**EXERCISE:** Copy out the entries in full and with complete accuracy; pictures are excluded.

Items from a figure collection
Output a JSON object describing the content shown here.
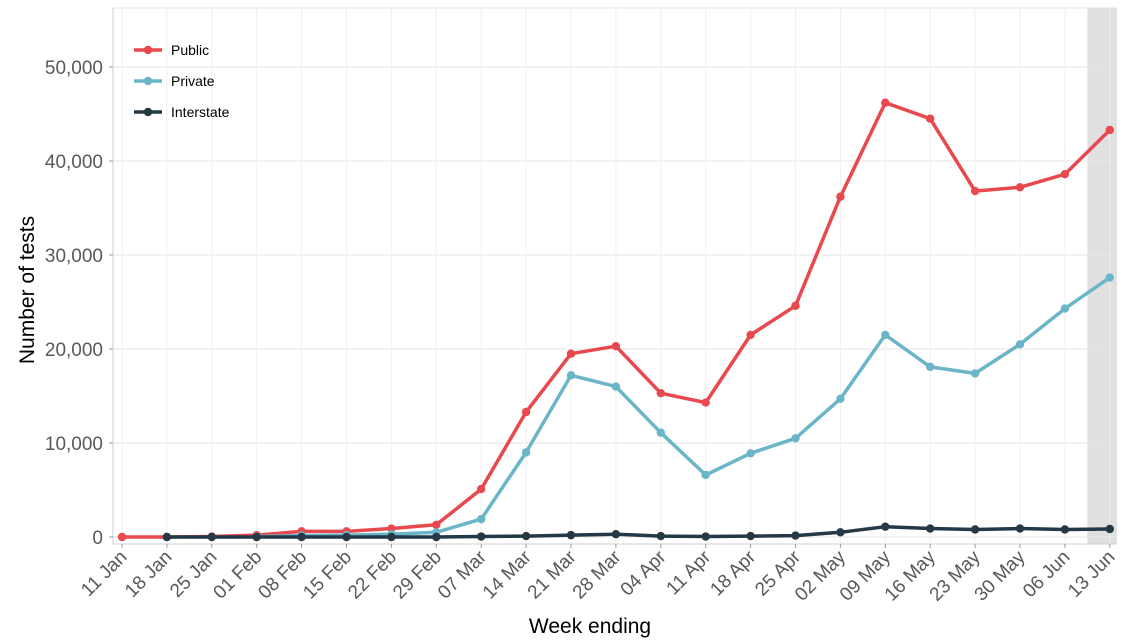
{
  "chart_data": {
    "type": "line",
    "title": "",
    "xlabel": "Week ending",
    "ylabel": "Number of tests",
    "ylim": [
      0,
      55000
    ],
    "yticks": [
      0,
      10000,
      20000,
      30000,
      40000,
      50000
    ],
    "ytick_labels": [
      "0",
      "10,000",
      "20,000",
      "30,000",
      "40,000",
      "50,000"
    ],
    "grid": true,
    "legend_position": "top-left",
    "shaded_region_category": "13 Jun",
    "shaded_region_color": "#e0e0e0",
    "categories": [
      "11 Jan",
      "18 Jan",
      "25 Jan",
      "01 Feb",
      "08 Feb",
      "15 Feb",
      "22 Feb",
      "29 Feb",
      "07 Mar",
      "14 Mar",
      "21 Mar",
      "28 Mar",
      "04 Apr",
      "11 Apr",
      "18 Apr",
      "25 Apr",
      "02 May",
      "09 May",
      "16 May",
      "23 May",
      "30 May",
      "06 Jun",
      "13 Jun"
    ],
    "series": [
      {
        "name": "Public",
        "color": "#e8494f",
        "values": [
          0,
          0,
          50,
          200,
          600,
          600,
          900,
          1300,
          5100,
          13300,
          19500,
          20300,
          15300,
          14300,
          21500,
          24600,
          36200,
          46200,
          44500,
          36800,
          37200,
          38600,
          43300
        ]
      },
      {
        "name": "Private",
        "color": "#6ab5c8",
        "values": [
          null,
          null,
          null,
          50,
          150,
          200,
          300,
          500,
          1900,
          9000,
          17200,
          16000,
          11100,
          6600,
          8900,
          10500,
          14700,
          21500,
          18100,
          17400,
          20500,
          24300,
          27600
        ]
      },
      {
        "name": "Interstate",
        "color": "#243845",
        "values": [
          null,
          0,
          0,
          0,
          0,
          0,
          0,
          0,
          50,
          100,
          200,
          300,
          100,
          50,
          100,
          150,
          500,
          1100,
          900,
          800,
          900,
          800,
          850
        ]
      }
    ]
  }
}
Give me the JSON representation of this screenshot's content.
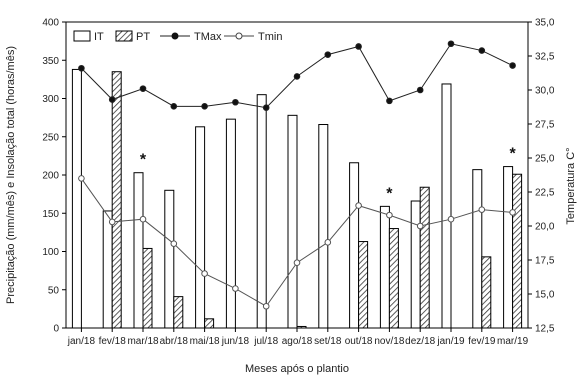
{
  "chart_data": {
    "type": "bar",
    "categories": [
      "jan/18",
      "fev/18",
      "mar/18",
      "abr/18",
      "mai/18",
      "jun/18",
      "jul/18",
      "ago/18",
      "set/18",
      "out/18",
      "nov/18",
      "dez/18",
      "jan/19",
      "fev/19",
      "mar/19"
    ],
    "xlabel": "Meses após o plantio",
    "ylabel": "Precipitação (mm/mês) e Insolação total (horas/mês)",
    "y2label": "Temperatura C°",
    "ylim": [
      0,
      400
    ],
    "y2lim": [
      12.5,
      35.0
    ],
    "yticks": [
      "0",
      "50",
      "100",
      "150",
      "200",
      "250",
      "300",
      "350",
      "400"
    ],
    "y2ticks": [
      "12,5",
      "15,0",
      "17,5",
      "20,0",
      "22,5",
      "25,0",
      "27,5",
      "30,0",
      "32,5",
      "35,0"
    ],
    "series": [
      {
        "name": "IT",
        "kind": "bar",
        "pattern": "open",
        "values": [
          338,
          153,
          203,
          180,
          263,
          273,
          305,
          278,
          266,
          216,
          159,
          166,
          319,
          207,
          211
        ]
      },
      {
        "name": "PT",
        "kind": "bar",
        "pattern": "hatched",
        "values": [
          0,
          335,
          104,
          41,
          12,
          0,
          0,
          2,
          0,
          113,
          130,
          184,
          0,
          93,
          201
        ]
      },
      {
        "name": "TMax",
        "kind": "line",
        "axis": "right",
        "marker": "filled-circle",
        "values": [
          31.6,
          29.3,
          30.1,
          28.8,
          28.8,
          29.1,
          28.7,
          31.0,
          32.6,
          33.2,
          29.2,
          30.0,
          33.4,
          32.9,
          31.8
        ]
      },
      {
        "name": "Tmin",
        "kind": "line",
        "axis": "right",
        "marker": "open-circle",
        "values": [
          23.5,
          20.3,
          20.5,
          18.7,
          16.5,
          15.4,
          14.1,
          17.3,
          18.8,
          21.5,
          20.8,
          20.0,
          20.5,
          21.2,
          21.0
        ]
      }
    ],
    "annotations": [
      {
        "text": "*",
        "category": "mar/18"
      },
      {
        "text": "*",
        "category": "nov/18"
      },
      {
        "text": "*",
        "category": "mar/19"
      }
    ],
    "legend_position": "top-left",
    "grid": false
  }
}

**TASK ANSWER:**
Output a JSON object describing the content shown here.
{
  "chart_data": {
    "type": "line",
    "title": "",
    "xlabel": "Week ending",
    "ylabel": "Number of tests",
    "ylim": [
      0,
      55000
    ],
    "yticks": [
      0,
      10000,
      20000,
      30000,
      40000,
      50000
    ],
    "ytick_labels": [
      "0",
      "10,000",
      "20,000",
      "30,000",
      "40,000",
      "50,000"
    ],
    "grid": true,
    "legend_position": "top-left",
    "shaded_region_category": "13 Jun",
    "shaded_region_color": "#e0e0e0",
    "categories": [
      "11 Jan",
      "18 Jan",
      "25 Jan",
      "01 Feb",
      "08 Feb",
      "15 Feb",
      "22 Feb",
      "29 Feb",
      "07 Mar",
      "14 Mar",
      "21 Mar",
      "28 Mar",
      "04 Apr",
      "11 Apr",
      "18 Apr",
      "25 Apr",
      "02 May",
      "09 May",
      "16 May",
      "23 May",
      "30 May",
      "06 Jun",
      "13 Jun"
    ],
    "series": [
      {
        "name": "Public",
        "color": "#e8494f",
        "values": [
          0,
          0,
          50,
          200,
          600,
          600,
          900,
          1300,
          5100,
          13300,
          19500,
          20300,
          15300,
          14300,
          21500,
          24600,
          36200,
          46200,
          44500,
          36800,
          37200,
          38600,
          43300
        ]
      },
      {
        "name": "Private",
        "color": "#6ab5c8",
        "values": [
          null,
          null,
          null,
          50,
          150,
          200,
          300,
          500,
          1900,
          9000,
          17200,
          16000,
          11100,
          6600,
          8900,
          10500,
          14700,
          21500,
          18100,
          17400,
          20500,
          24300,
          27600
        ]
      },
      {
        "name": "Interstate",
        "color": "#243845",
        "values": [
          null,
          0,
          0,
          0,
          0,
          0,
          0,
          0,
          50,
          100,
          200,
          300,
          100,
          50,
          100,
          150,
          500,
          1100,
          900,
          800,
          900,
          800,
          850
        ]
      }
    ]
  }
}
Give me the JSON representation of this screenshot's content.
{
  "chart_data": {
    "type": "bar",
    "categories": [
      "jan/18",
      "fev/18",
      "mar/18",
      "abr/18",
      "mai/18",
      "jun/18",
      "jul/18",
      "ago/18",
      "set/18",
      "out/18",
      "nov/18",
      "dez/18",
      "jan/19",
      "fev/19",
      "mar/19"
    ],
    "xlabel": "Meses após o plantio",
    "ylabel": "Precipitação (mm/mês) e Insolação total (horas/mês)",
    "y2label": "Temperatura C°",
    "ylim": [
      0,
      400
    ],
    "y2lim": [
      12.5,
      35.0
    ],
    "yticks": [
      "0",
      "50",
      "100",
      "150",
      "200",
      "250",
      "300",
      "350",
      "400"
    ],
    "y2ticks": [
      "12,5",
      "15,0",
      "17,5",
      "20,0",
      "22,5",
      "25,0",
      "27,5",
      "30,0",
      "32,5",
      "35,0"
    ],
    "series": [
      {
        "name": "IT",
        "kind": "bar",
        "pattern": "open",
        "values": [
          338,
          153,
          203,
          180,
          263,
          273,
          305,
          278,
          266,
          216,
          159,
          166,
          319,
          207,
          211
        ]
      },
      {
        "name": "PT",
        "kind": "bar",
        "pattern": "hatched",
        "values": [
          0,
          335,
          104,
          41,
          12,
          0,
          0,
          2,
          0,
          113,
          130,
          184,
          0,
          93,
          201
        ]
      },
      {
        "name": "TMax",
        "kind": "line",
        "axis": "right",
        "marker": "filled-circle",
        "values": [
          31.6,
          29.3,
          30.1,
          28.8,
          28.8,
          29.1,
          28.7,
          31.0,
          32.6,
          33.2,
          29.2,
          30.0,
          33.4,
          32.9,
          31.8
        ]
      },
      {
        "name": "Tmin",
        "kind": "line",
        "axis": "right",
        "marker": "open-circle",
        "values": [
          23.5,
          20.3,
          20.5,
          18.7,
          16.5,
          15.4,
          14.1,
          17.3,
          18.8,
          21.5,
          20.8,
          20.0,
          20.5,
          21.2,
          21.0
        ]
      }
    ],
    "annotations": [
      {
        "text": "*",
        "category": "mar/18"
      },
      {
        "text": "*",
        "category": "nov/18"
      },
      {
        "text": "*",
        "category": "mar/19"
      }
    ],
    "legend_position": "top-left",
    "grid": false
  }
}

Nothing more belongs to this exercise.